>>>

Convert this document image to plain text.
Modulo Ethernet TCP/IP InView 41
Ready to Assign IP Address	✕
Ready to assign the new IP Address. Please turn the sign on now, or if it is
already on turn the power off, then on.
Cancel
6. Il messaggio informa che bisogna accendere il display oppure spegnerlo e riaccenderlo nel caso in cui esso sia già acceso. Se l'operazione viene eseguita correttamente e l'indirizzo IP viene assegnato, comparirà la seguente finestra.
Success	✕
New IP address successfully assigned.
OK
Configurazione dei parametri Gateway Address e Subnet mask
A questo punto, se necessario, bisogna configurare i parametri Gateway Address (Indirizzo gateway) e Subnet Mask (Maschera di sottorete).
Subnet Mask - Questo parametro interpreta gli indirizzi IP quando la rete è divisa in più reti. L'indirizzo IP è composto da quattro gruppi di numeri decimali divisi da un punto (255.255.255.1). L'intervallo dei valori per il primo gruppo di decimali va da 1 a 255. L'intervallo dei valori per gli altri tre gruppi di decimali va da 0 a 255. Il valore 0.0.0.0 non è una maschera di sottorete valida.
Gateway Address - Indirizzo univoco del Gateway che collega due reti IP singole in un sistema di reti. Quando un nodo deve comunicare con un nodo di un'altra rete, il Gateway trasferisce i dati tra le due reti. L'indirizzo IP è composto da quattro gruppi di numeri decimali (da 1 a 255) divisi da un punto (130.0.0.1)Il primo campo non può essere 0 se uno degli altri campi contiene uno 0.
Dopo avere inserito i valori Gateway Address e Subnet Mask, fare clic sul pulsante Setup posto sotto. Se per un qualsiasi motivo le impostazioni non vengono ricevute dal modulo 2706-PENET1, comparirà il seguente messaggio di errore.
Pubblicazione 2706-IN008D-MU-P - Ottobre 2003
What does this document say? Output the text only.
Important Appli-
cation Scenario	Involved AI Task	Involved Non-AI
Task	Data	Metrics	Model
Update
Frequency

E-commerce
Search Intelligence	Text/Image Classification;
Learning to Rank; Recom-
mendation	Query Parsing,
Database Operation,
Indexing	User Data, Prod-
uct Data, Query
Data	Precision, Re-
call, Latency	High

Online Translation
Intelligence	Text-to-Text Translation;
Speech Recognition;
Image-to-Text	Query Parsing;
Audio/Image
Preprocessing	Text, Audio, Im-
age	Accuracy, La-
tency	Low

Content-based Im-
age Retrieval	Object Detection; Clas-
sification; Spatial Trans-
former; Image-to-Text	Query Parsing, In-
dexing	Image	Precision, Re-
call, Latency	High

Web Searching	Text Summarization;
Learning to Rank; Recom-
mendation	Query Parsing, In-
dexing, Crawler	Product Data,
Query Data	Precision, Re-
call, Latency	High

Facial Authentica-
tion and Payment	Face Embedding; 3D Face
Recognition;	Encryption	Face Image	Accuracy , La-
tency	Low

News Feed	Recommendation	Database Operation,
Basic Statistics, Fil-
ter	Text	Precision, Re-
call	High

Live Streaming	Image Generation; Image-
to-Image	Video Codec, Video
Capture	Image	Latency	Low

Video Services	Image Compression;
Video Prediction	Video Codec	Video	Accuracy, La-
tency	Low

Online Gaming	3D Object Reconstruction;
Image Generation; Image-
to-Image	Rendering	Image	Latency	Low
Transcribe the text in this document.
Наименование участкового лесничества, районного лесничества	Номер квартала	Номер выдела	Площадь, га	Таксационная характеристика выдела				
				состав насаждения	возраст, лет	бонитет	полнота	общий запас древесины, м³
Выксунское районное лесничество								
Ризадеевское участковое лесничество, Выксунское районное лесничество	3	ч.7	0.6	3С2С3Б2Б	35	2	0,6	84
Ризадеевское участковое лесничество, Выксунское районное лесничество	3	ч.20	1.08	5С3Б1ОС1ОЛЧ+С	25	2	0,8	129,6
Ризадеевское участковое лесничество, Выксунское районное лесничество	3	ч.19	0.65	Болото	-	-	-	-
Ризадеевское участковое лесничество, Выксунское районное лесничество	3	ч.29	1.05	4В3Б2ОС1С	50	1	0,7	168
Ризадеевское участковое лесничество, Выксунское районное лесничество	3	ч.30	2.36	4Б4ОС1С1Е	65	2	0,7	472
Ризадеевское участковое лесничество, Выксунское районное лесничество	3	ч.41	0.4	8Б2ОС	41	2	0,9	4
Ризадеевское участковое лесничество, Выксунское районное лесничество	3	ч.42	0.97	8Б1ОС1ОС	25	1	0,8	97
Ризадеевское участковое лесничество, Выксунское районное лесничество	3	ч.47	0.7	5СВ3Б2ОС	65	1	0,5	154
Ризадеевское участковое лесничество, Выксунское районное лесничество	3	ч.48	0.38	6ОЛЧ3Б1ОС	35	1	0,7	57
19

<<<

[Exercise aim] Scan the records above for the string "reti", then select every line that holds it.

[Response to the exercise]
Subnet Mask - Questo parametro interpreta gli indirizzi IP quando la rete è divisa in più reti. L'indirizzo IP è composto da quattro gruppi di numeri decimali divisi da un punto (255.255.255.1). L'intervallo dei valori per il primo gruppo di decimali va da 1 a 255. L'intervallo dei valori per gli altri tre gruppi di decimali va da 0 a 255. Il valore 0.0.0.0 non è una maschera di sottorete valida.
Gateway Address - Indirizzo univoco del Gateway che collega due reti IP singole in un sistema di reti. Quando un nodo deve comunicare con un nodo di un'altra rete, il Gateway trasferisce i dati tra le due reti. L'indirizzo IP è composto da quattro gruppi di numeri decimali (da 1 a 255) divisi da un punto (130.0.0.1)Il primo campo non può essere 0 se uno degli altri campi contiene uno 0.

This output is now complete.